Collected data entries
## begin

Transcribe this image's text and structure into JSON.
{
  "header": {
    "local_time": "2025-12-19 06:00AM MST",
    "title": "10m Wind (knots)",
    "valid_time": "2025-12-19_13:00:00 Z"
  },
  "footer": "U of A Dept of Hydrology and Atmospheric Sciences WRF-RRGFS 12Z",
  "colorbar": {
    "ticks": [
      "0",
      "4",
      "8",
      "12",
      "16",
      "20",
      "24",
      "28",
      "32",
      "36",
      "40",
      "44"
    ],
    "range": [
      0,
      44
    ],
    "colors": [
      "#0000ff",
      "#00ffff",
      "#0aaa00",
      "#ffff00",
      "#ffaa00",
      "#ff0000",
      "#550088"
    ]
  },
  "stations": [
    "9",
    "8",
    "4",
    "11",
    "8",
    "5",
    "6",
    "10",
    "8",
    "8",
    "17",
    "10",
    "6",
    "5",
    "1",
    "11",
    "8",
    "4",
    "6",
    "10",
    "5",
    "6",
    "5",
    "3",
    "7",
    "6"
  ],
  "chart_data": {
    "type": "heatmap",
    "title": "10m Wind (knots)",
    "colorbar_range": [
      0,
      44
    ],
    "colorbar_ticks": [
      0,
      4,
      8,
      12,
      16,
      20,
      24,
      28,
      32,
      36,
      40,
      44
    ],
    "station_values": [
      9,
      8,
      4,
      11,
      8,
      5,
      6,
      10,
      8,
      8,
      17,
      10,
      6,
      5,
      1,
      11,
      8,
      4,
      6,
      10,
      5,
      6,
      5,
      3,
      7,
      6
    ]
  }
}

## end

▶ [What the exercise asks]: Copy all the records above precisely.

▶ [Result of the exercise]:
Transcribe this image's text and structure into JSON.
{
  "header": {
    "local_time": "2025-12-19 06:00AM MST",
    "title": "10m Wind (knots)",
    "valid_time": "2025-12-19_13:00:00 Z"
  },
  "footer": "U of A Dept of Hydrology and Atmospheric Sciences WRF-RRGFS 12Z",
  "colorbar": {
    "ticks": [
      "0",
      "4",
      "8",
      "12",
      "16",
      "20",
      "24",
      "28",
      "32",
      "36",
      "40",
      "44"
    ],
    "range": [
      0,
      44
    ],
    "colors": [
      "#0000ff",
      "#00ffff",
      "#0aaa00",
      "#ffff00",
      "#ffaa00",
      "#ff0000",
      "#550088"
    ]
  },
  "stations": [
    "9",
    "8",
    "4",
    "11",
    "8",
    "5",
    "6",
    "10",
    "8",
    "8",
    "17",
    "10",
    "6",
    "5",
    "1",
    "11",
    "8",
    "4",
    "6",
    "10",
    "5",
    "6",
    "5",
    "3",
    "7",
    "6"
  ],
  "chart_data": {
    "type": "heatmap",
    "title": "10m Wind (knots)",
    "colorbar_range": [
      0,
      44
    ],
    "colorbar_ticks": [
      0,
      4,
      8,
      12,
      16,
      20,
      24,
      28,
      32,
      36,
      40,
      44
    ],
    "station_values": [
      9,
      8,
      4,
      11,
      8,
      5,
      6,
      10,
      8,
      8,
      17,
      10,
      6,
      5,
      1,
      11,
      8,
      4,
      6,
      10,
      5,
      6,
      5,
      3,
      7,
      6
    ]
  }
}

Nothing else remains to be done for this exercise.